Task statement: From the entries below, copy every line where the string "toslink" appears.

Rows:
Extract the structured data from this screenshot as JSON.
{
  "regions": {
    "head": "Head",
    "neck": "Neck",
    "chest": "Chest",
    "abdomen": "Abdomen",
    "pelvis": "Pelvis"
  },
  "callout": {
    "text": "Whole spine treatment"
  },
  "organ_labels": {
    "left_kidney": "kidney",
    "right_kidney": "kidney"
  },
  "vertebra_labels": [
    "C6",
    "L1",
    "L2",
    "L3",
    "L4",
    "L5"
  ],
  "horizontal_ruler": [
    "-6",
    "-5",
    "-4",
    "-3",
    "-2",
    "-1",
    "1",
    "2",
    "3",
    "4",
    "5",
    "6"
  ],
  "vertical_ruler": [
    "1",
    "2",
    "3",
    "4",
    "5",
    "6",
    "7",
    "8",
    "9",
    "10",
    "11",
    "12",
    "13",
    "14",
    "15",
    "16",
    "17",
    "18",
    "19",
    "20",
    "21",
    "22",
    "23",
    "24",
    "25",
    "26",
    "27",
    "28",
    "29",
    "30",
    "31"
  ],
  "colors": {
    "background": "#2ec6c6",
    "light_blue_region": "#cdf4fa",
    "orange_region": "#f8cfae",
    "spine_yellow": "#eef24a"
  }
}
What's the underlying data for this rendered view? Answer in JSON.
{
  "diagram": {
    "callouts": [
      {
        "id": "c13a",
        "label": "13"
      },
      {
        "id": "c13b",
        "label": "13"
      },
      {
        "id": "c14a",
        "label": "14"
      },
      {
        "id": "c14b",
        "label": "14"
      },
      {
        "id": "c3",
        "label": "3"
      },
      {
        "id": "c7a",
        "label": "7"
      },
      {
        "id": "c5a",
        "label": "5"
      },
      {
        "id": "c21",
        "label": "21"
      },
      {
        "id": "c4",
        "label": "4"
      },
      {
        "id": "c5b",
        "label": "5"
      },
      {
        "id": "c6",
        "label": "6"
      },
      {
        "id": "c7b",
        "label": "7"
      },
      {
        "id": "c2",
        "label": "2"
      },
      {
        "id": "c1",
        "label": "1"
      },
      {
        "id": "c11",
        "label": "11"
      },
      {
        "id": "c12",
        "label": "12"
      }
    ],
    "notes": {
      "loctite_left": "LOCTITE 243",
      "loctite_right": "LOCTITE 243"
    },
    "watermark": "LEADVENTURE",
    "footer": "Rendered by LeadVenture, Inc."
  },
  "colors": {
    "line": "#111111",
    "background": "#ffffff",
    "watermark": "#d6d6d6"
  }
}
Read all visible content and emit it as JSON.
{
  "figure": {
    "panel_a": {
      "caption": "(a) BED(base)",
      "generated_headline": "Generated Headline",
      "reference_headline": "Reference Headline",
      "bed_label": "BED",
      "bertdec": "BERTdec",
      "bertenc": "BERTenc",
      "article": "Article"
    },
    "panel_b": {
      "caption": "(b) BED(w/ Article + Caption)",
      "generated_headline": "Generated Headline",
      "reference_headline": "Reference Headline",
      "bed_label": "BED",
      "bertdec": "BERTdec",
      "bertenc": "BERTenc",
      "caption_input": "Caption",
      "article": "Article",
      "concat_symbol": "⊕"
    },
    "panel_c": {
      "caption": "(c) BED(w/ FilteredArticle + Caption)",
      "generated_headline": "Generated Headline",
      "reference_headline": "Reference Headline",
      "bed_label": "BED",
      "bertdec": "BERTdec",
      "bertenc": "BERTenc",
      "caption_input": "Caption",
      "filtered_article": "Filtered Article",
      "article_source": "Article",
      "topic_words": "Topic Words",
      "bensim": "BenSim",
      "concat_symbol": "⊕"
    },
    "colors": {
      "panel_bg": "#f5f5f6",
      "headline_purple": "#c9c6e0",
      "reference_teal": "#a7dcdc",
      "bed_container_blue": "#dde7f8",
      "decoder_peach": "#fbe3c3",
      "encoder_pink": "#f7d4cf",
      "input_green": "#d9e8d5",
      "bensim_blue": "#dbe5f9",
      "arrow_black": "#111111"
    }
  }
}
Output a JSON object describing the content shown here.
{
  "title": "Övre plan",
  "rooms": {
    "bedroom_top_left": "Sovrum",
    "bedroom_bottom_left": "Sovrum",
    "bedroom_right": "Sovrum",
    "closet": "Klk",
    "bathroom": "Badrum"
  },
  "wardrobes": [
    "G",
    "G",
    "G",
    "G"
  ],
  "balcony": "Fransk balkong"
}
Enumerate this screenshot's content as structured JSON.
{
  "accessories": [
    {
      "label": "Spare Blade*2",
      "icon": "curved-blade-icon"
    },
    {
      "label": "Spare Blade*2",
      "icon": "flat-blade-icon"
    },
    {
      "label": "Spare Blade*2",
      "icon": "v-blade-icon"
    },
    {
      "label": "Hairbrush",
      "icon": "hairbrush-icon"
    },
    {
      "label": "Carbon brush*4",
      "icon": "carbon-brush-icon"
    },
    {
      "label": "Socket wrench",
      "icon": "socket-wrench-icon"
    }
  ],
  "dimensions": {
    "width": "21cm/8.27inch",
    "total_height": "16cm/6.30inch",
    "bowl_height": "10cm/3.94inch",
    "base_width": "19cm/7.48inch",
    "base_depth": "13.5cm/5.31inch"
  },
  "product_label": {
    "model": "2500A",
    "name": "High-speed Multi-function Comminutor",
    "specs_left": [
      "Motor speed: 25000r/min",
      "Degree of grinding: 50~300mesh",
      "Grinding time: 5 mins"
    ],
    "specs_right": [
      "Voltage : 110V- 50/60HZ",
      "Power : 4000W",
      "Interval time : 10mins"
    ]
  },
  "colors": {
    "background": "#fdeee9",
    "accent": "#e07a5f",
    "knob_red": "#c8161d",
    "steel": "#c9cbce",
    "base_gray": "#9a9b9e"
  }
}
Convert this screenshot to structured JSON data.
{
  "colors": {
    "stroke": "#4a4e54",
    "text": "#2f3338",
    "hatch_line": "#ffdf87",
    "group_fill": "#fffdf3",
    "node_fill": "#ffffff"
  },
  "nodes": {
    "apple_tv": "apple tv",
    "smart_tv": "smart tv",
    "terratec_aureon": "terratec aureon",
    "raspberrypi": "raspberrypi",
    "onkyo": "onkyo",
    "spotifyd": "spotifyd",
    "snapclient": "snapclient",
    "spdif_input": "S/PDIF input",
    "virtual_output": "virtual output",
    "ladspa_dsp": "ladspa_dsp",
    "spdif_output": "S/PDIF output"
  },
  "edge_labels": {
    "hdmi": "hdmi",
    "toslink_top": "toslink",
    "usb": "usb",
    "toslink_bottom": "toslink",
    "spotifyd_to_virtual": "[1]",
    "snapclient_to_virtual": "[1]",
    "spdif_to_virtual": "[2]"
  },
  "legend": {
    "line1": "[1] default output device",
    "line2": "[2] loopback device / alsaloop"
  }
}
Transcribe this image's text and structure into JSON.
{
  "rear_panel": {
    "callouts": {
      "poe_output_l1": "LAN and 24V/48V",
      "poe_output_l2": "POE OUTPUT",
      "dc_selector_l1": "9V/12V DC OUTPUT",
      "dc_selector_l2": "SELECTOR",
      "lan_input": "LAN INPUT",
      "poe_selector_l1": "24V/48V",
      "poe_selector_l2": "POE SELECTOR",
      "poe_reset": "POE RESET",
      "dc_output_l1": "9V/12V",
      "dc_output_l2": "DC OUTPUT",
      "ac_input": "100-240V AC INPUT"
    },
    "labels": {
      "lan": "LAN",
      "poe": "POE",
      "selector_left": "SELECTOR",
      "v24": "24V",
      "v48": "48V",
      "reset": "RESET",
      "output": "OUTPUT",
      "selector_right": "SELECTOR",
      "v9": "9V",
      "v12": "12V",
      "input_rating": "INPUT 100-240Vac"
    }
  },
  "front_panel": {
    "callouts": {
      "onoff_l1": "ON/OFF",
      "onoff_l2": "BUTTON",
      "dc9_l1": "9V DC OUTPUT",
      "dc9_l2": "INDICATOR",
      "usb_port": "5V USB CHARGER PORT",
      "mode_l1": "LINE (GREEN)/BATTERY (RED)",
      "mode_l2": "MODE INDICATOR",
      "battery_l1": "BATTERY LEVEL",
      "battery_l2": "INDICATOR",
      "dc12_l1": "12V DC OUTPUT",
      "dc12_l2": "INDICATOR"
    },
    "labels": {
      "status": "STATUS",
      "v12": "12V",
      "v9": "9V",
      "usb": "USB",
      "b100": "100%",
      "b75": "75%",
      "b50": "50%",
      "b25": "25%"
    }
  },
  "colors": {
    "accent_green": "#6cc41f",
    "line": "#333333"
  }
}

Worked solution:
    "toslink_top": "toslink",
    "toslink_bottom": "toslink",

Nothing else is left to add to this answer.